- [What you need to do] List every line below containing "yana".

- [Information shown]

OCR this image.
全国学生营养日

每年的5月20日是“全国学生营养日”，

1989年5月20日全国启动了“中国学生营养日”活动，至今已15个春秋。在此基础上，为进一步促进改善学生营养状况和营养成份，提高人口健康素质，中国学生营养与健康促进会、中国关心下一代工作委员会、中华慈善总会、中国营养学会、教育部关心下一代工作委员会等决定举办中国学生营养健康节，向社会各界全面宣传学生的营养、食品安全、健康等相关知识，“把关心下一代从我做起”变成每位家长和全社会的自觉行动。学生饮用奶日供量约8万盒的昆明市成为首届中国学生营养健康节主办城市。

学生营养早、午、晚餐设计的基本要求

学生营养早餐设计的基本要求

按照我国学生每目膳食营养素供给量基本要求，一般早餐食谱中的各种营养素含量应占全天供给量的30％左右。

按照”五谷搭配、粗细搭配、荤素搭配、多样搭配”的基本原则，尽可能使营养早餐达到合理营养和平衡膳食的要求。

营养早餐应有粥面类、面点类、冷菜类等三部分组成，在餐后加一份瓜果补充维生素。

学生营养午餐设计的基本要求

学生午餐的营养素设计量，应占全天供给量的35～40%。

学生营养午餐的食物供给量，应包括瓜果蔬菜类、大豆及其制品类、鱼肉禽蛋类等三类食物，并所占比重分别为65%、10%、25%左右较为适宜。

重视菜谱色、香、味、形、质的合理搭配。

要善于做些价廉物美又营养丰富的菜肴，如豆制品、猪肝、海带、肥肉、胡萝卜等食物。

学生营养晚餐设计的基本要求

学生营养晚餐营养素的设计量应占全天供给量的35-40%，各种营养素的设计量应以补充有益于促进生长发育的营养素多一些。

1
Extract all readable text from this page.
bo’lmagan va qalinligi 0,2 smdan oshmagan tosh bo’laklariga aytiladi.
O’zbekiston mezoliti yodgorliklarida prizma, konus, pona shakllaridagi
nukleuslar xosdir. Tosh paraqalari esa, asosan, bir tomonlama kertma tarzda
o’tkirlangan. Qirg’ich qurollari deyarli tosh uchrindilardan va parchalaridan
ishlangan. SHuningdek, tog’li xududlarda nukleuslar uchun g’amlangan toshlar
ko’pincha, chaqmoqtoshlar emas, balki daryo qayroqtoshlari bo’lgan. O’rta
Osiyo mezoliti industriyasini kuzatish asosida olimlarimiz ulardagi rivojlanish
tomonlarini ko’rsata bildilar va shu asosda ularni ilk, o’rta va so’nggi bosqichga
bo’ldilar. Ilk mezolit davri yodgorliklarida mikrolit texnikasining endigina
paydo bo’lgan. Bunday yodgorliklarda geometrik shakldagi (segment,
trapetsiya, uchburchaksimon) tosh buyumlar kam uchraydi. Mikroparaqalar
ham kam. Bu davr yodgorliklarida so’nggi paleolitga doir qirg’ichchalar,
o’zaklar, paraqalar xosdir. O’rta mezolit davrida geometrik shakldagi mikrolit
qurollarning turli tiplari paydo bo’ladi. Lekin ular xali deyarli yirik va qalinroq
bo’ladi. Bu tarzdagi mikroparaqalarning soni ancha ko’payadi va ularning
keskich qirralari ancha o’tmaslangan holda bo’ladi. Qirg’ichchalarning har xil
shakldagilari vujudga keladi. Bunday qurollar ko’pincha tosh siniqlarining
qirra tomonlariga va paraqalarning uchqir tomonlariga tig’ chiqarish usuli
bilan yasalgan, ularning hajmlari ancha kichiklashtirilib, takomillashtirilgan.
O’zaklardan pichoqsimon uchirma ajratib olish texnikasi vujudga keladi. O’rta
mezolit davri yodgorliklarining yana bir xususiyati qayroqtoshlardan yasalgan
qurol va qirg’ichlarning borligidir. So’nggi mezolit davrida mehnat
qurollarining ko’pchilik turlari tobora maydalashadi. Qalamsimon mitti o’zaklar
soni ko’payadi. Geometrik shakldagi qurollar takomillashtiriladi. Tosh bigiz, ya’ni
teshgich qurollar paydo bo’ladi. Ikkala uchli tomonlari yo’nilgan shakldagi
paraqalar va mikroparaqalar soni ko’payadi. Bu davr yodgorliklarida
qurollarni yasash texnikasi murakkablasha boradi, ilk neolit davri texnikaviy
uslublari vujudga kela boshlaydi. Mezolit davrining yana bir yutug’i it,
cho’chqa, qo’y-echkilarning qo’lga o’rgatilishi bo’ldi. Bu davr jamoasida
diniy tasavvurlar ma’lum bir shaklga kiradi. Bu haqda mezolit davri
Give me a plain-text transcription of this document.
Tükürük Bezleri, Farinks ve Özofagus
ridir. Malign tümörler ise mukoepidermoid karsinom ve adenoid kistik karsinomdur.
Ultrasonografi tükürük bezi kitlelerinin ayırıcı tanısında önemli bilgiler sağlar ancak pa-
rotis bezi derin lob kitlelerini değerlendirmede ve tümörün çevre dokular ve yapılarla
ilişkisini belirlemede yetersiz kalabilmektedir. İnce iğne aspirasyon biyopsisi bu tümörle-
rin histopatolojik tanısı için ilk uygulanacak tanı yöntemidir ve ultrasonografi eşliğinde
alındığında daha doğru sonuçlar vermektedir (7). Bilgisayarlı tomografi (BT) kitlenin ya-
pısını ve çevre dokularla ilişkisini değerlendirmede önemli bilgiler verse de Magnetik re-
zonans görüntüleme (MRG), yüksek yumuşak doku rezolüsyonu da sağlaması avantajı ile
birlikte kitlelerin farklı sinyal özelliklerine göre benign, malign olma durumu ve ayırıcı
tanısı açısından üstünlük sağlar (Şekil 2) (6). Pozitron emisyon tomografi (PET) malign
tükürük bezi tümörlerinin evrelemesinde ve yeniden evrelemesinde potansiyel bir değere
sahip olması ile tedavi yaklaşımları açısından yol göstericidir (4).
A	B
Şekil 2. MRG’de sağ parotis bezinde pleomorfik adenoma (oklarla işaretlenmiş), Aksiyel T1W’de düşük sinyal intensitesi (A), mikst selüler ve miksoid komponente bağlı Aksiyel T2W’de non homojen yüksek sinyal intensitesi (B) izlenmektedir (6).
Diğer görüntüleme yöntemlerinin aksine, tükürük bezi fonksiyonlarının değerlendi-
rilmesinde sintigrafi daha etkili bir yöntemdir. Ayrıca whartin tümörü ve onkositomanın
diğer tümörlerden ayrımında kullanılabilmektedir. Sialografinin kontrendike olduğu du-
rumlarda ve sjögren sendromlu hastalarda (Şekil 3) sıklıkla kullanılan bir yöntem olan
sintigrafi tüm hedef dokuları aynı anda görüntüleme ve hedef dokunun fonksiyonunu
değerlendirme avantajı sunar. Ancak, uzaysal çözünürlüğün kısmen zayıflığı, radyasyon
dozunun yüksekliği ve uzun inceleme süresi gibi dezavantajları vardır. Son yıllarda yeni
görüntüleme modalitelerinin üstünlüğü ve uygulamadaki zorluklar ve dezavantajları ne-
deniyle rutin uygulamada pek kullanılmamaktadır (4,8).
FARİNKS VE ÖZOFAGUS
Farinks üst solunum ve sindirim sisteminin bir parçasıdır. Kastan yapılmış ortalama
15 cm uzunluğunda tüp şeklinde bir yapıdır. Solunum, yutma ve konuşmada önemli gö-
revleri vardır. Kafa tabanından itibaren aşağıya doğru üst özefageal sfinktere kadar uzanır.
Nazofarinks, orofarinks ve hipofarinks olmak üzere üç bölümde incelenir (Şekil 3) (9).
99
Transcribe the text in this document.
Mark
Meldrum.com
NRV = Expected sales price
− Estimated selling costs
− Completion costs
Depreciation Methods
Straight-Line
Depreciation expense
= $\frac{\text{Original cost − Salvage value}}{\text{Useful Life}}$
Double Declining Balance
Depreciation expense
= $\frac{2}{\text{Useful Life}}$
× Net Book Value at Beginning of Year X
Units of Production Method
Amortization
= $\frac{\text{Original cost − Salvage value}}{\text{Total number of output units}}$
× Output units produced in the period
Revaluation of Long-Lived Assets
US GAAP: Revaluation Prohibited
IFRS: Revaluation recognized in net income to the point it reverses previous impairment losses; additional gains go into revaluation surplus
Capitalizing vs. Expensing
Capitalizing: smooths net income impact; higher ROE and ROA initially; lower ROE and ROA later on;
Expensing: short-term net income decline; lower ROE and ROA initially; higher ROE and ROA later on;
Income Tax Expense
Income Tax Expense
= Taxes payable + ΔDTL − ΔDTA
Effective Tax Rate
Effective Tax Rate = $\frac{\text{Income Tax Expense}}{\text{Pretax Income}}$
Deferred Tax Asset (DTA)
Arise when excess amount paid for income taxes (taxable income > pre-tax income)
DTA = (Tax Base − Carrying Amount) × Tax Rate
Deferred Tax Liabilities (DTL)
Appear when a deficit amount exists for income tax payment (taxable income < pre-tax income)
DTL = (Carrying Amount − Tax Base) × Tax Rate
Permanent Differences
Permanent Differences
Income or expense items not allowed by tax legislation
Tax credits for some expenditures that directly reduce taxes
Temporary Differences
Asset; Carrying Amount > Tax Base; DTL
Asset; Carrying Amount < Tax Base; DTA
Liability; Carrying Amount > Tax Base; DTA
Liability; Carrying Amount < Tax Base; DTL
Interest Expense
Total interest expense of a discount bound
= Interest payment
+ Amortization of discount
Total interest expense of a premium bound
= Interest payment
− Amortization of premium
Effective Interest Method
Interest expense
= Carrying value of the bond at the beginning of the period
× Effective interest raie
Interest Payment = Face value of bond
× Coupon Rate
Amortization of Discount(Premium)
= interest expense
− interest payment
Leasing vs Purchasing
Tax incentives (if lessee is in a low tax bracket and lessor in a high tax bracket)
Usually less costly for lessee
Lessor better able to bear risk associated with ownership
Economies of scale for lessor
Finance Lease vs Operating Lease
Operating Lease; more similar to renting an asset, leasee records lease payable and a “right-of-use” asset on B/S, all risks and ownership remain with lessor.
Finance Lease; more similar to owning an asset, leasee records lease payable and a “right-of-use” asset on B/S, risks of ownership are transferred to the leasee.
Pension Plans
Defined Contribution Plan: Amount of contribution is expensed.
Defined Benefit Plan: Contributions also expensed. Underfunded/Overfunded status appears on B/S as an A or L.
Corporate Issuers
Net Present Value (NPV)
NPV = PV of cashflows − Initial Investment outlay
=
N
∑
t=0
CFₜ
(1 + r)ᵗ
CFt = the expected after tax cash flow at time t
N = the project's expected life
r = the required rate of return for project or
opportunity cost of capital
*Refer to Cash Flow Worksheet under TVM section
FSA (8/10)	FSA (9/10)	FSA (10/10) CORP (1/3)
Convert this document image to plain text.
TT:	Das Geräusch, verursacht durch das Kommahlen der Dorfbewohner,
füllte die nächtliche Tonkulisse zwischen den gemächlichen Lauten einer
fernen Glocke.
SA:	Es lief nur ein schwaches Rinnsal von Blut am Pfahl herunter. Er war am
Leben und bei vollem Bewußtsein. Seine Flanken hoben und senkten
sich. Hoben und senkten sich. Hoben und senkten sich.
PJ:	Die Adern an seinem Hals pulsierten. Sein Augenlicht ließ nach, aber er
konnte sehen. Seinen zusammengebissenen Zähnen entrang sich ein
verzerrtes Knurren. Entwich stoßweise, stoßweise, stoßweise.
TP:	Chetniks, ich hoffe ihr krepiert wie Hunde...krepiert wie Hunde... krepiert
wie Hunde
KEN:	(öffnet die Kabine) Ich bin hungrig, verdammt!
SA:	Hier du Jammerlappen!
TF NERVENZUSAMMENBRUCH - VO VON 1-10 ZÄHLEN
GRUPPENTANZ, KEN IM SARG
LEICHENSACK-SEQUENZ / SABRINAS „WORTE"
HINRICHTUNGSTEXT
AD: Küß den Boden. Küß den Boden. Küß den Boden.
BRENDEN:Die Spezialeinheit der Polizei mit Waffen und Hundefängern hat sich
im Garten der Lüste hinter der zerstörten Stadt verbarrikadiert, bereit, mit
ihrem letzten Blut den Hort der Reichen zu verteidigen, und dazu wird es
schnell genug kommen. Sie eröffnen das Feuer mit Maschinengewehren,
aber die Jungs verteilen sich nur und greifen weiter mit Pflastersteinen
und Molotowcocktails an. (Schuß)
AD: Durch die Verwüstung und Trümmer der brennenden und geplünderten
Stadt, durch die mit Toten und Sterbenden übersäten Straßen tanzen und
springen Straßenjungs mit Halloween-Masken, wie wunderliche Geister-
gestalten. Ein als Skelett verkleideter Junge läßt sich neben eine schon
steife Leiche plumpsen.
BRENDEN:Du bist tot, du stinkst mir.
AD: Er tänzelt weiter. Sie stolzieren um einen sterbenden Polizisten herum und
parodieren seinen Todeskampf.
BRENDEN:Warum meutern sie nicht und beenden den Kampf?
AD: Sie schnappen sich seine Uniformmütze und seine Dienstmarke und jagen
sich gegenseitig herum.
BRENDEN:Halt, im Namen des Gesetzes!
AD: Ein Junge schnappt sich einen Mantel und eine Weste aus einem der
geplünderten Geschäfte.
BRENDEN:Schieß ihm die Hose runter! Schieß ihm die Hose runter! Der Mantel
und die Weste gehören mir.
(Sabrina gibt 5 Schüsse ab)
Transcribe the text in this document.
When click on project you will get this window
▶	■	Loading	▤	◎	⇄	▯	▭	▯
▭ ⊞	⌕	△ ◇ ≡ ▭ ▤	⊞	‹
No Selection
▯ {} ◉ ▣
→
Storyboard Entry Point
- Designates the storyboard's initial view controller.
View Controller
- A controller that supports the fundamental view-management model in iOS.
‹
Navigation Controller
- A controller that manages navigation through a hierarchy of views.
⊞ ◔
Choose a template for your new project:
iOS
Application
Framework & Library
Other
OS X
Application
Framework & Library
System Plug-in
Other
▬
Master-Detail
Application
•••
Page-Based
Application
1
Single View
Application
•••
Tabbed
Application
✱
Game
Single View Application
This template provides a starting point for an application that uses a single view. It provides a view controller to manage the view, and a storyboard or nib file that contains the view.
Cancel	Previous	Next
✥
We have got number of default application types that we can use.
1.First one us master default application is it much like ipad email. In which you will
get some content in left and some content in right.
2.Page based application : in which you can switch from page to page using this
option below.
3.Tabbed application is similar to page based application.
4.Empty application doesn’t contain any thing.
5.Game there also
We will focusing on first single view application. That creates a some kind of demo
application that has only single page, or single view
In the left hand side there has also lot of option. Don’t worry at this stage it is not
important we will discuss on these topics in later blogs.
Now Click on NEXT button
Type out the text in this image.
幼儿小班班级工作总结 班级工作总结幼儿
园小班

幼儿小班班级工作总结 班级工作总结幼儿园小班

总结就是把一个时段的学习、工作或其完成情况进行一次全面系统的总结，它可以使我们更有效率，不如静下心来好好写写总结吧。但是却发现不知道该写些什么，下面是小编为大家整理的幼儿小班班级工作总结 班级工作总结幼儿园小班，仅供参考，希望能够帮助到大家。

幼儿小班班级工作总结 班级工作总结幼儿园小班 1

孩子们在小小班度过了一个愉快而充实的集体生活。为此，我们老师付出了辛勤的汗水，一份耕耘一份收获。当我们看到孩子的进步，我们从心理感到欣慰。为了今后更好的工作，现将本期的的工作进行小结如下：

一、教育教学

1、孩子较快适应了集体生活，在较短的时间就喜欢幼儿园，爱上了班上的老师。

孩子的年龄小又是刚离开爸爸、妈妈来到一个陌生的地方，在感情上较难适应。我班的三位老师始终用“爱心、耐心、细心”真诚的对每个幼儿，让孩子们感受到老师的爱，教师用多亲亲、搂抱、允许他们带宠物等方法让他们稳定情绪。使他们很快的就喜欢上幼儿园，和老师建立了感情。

- [Task output]
mezolit davri yodgorliklarining yana bir xususiyati qayroqtoshlardan yasalgan
uslublari vujudga kela boshlaydi. Mezolit davrining yana bir yutug’i it,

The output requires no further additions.